◆ **The task**:
Working from the entries that follow, transcribe exactly and only the lines from the one with "What data populates" through the last, pictures excluded.

(Data records)
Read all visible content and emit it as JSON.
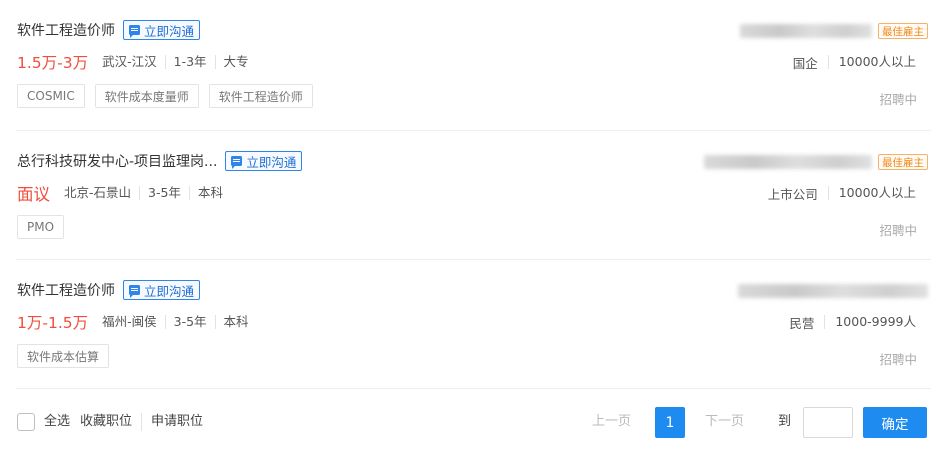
{
  "chat_label": "立即沟通",
  "best_employer_label": "最佳雇主",
  "jobs": [
    {
      "title": "软件工程造价师",
      "salary": "1.5万-3万",
      "location": "武汉-江汉",
      "experience": "1-3年",
      "education": "大专",
      "company_name": "盛…软件有限…",
      "company_type": "国企",
      "company_size": "10000人以上",
      "tags": [
        "COSMIC",
        "软件成本度量师",
        "软件工程造价师"
      ],
      "status": "招聘中",
      "best_employer": true
    },
    {
      "title": "总行科技研发中心-项目监理岗...",
      "salary": "面议",
      "location": "北京-石景山",
      "experience": "3-5年",
      "education": "本科",
      "company_name": "",
      "company_type": "上市公司",
      "company_size": "10000人以上",
      "tags": [
        "PMO"
      ],
      "status": "招聘中",
      "best_employer": true
    },
    {
      "title": "软件工程造价师",
      "salary": "1万-1.5万",
      "location": "福州-闽侯",
      "experience": "3-5年",
      "education": "本科",
      "company_name": "",
      "company_type": "民营",
      "company_size": "1000-9999人",
      "tags": [
        "软件成本估算"
      ],
      "status": "招聘中",
      "best_employer": false
    }
  ],
  "footer": {
    "select_all": "全选",
    "favorite": "收藏职位",
    "apply": "申请职位"
  },
  "pagination": {
    "prev": "上一页",
    "current": "1",
    "next": "下一页",
    "goto": "到",
    "confirm": "确定",
    "input_value": ""
  },
  "colors": {
    "accent": "#1e8bf0",
    "salary": "#f14d3d",
    "best_employer": "#f08a1c"
  }
}
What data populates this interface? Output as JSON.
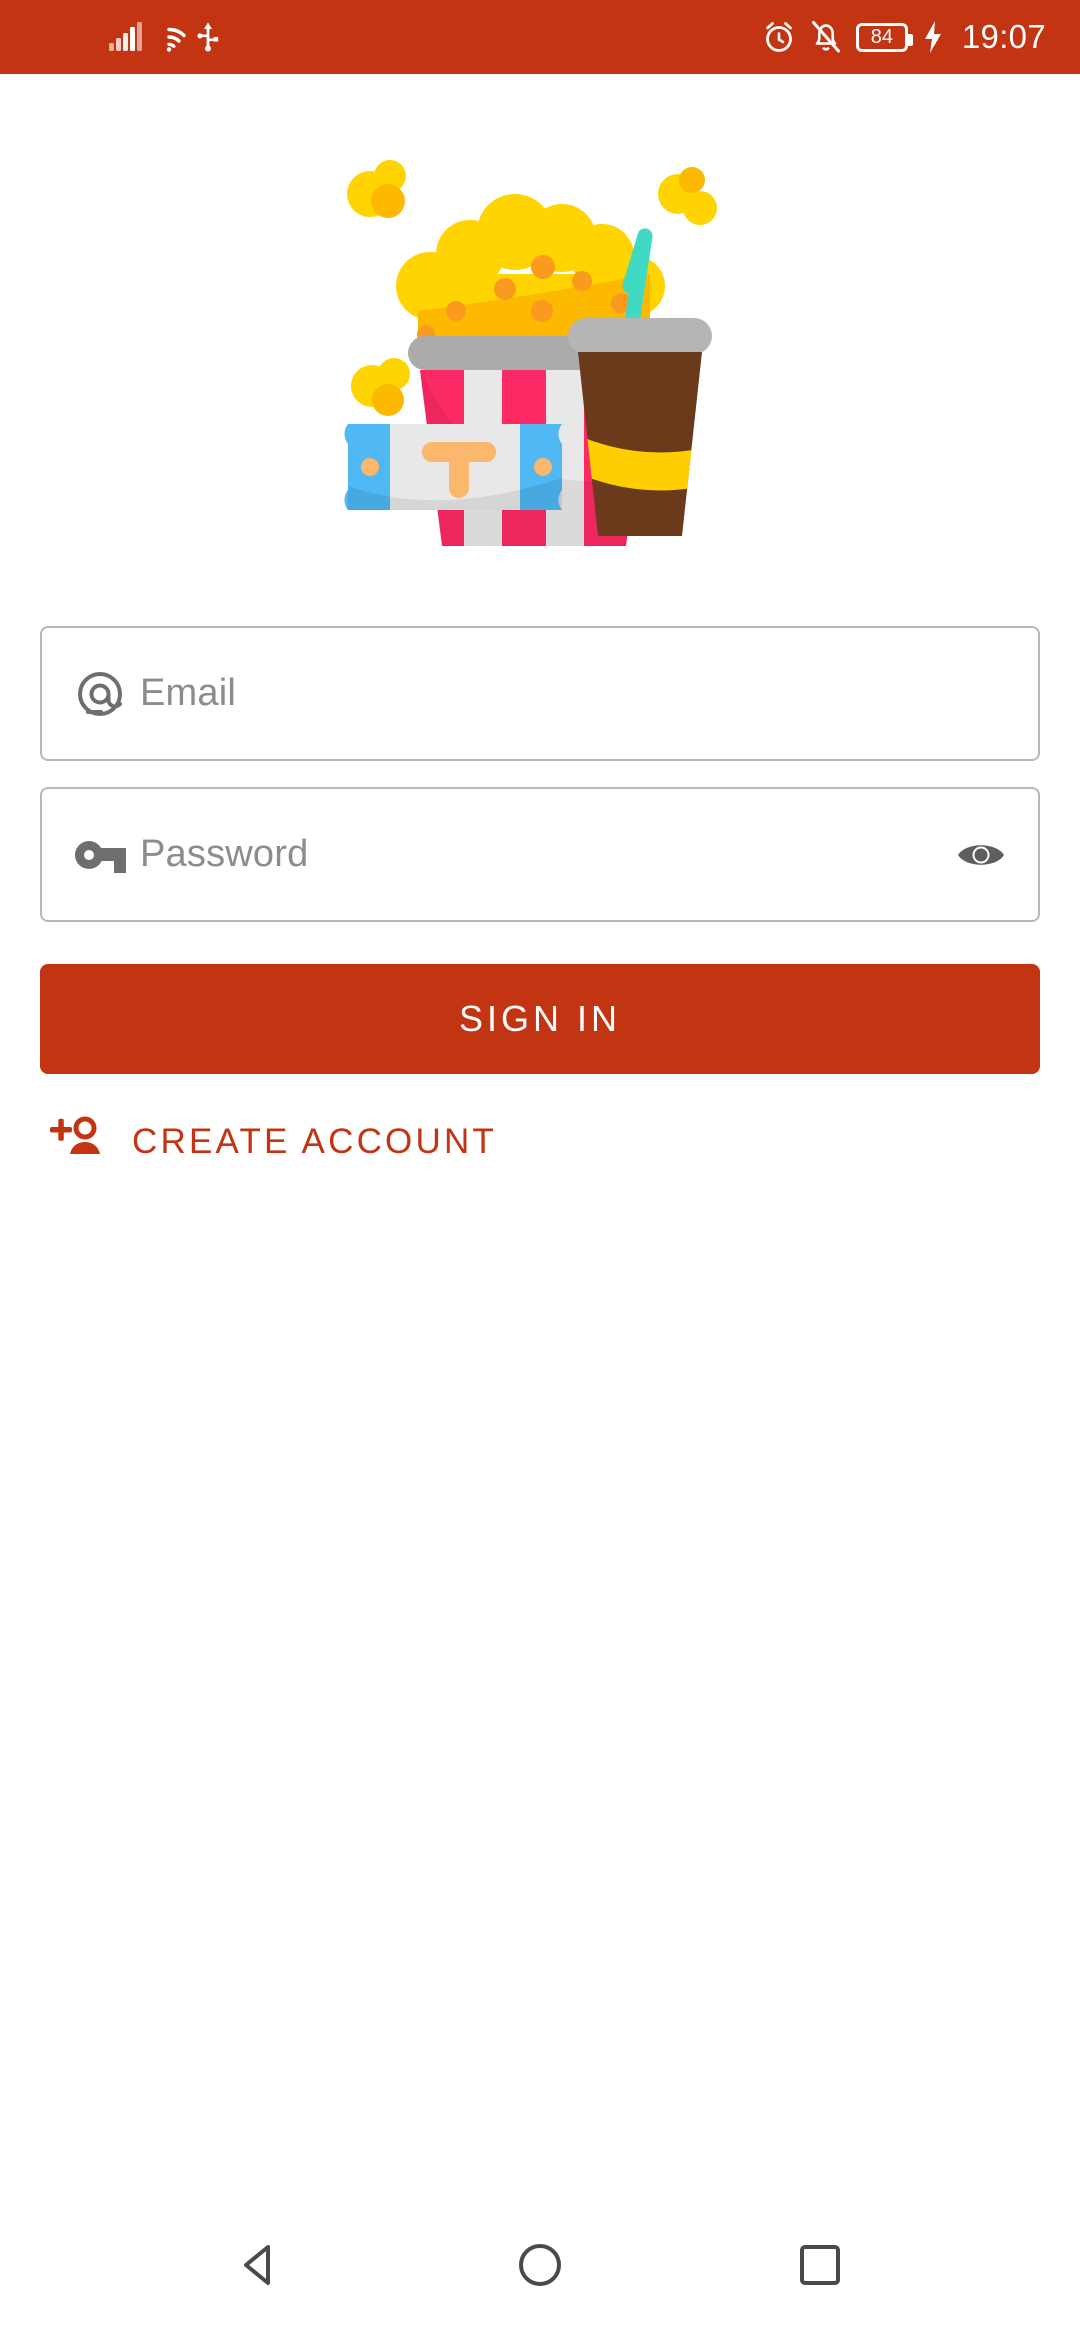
{
  "status_bar": {
    "background": "#C23412",
    "time": "19:07",
    "battery_level": "84",
    "icons": {
      "signal": "signal-bars-icon",
      "wifi": "wifi-icon",
      "usb": "usb-icon",
      "alarm": "alarm-clock-icon",
      "mute": "bell-muted-icon",
      "battery": "battery-icon",
      "charging": "charging-bolt-icon"
    }
  },
  "hero": {
    "name": "popcorn-cinema-illustration",
    "colors": {
      "popcorn_light": "#FFD400",
      "popcorn_dark": "#FCB900",
      "kernel": "#FA9A1E",
      "bucket_stripe": "#FC2A64",
      "bucket_stripe_dark": "#E01F55",
      "bucket_white": "#E8E8E8",
      "bucket_rim": "#ABABAB",
      "ticket_blue": "#4FB8F5",
      "ticket_blue_dark": "#3AA0E8",
      "ticket_paper": "#E8E8E8",
      "ticket_letter": "#FBB76B",
      "cup_body": "#6B3A1A",
      "cup_lid": "#B5B5B5",
      "cup_band": "#FFCE00",
      "straw": "#3FD9C4"
    },
    "ticket_letter": "T"
  },
  "form": {
    "email": {
      "icon": "at-sign-icon",
      "placeholder": "Email",
      "value": ""
    },
    "password": {
      "icon": "key-icon",
      "placeholder": "Password",
      "value": "",
      "reveal_icon": "eye-icon"
    },
    "border_color": "#B8B8B8",
    "placeholder_color": "#8C8C8C"
  },
  "actions": {
    "sign_in_label": "SIGN IN",
    "sign_in_color": "#C23412",
    "create_account_label": "CREATE ACCOUNT",
    "create_account_icon": "person-add-icon",
    "create_account_color": "#C23412"
  },
  "nav_bar": {
    "back": "back-triangle-icon",
    "home": "home-circle-icon",
    "recents": "recents-square-icon",
    "icon_color": "#4A4A4A"
  }
}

◆ **Result**:
What data populates this interface? Output as JSON.
{
  "status_bar": {
    "background": "#C23412",
    "time": "19:07",
    "battery_level": "84",
    "icons": {
      "signal": "signal-bars-icon",
      "wifi": "wifi-icon",
      "usb": "usb-icon",
      "alarm": "alarm-clock-icon",
      "mute": "bell-muted-icon",
      "battery": "battery-icon",
      "charging": "charging-bolt-icon"
    }
  },
  "hero": {
    "name": "popcorn-cinema-illustration",
    "colors": {
      "popcorn_light": "#FFD400",
      "popcorn_dark": "#FCB900",
      "kernel": "#FA9A1E",
      "bucket_stripe": "#FC2A64",
      "bucket_stripe_dark": "#E01F55",
      "bucket_white": "#E8E8E8",
      "bucket_rim": "#ABABAB",
      "ticket_blue": "#4FB8F5",
      "ticket_blue_dark": "#3AA0E8",
      "ticket_paper": "#E8E8E8",
      "ticket_letter": "#FBB76B",
      "cup_body": "#6B3A1A",
      "cup_lid": "#B5B5B5",
      "cup_band": "#FFCE00",
      "straw": "#3FD9C4"
    },
    "ticket_letter": "T"
  },
  "form": {
    "email": {
      "icon": "at-sign-icon",
      "placeholder": "Email",
      "value": ""
    },
    "password": {
      "icon": "key-icon",
      "placeholder": "Password",
      "value": "",
      "reveal_icon": "eye-icon"
    },
    "border_color": "#B8B8B8",
    "placeholder_color": "#8C8C8C"
  },
  "actions": {
    "sign_in_label": "SIGN IN",
    "sign_in_color": "#C23412",
    "create_account_label": "CREATE ACCOUNT",
    "create_account_icon": "person-add-icon",
    "create_account_color": "#C23412"
  },
  "nav_bar": {
    "back": "back-triangle-icon",
    "home": "home-circle-icon",
    "recents": "recents-square-icon",
    "icon_color": "#4A4A4A"
  }
}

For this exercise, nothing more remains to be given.